> INSTRUCTIONS TO FOLLOW
Of the lines in the records that follow, how many include the word "people"? Answer with a bare number.
----------
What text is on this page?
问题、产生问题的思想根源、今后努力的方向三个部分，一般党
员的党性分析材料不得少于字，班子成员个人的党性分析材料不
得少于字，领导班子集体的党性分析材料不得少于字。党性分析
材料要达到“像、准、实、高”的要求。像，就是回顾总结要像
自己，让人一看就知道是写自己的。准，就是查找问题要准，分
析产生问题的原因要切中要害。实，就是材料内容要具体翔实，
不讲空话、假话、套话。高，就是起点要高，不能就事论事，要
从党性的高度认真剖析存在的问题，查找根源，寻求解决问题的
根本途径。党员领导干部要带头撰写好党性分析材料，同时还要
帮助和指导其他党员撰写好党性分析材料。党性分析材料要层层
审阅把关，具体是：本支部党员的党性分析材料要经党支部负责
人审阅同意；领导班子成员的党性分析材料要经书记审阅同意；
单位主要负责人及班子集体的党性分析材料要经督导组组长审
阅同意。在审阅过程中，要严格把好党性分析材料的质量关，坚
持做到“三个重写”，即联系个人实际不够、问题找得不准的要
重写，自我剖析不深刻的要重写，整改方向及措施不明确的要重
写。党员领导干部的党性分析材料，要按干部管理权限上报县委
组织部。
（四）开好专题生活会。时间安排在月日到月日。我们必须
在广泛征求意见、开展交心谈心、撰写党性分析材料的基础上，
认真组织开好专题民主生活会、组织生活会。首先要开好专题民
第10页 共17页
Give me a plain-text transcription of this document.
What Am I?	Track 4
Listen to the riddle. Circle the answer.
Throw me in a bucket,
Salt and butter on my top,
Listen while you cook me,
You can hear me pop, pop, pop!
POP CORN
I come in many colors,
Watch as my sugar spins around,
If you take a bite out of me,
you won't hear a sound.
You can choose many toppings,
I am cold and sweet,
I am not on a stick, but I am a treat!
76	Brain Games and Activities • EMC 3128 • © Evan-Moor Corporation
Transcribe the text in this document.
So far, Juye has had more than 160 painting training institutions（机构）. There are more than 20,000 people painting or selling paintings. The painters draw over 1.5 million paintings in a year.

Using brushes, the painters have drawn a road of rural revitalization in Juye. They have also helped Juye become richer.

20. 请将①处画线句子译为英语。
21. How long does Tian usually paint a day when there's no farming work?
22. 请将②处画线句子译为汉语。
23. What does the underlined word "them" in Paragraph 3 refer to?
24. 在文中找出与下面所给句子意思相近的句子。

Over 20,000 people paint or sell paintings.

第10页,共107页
----------
> FINISHED TASK
2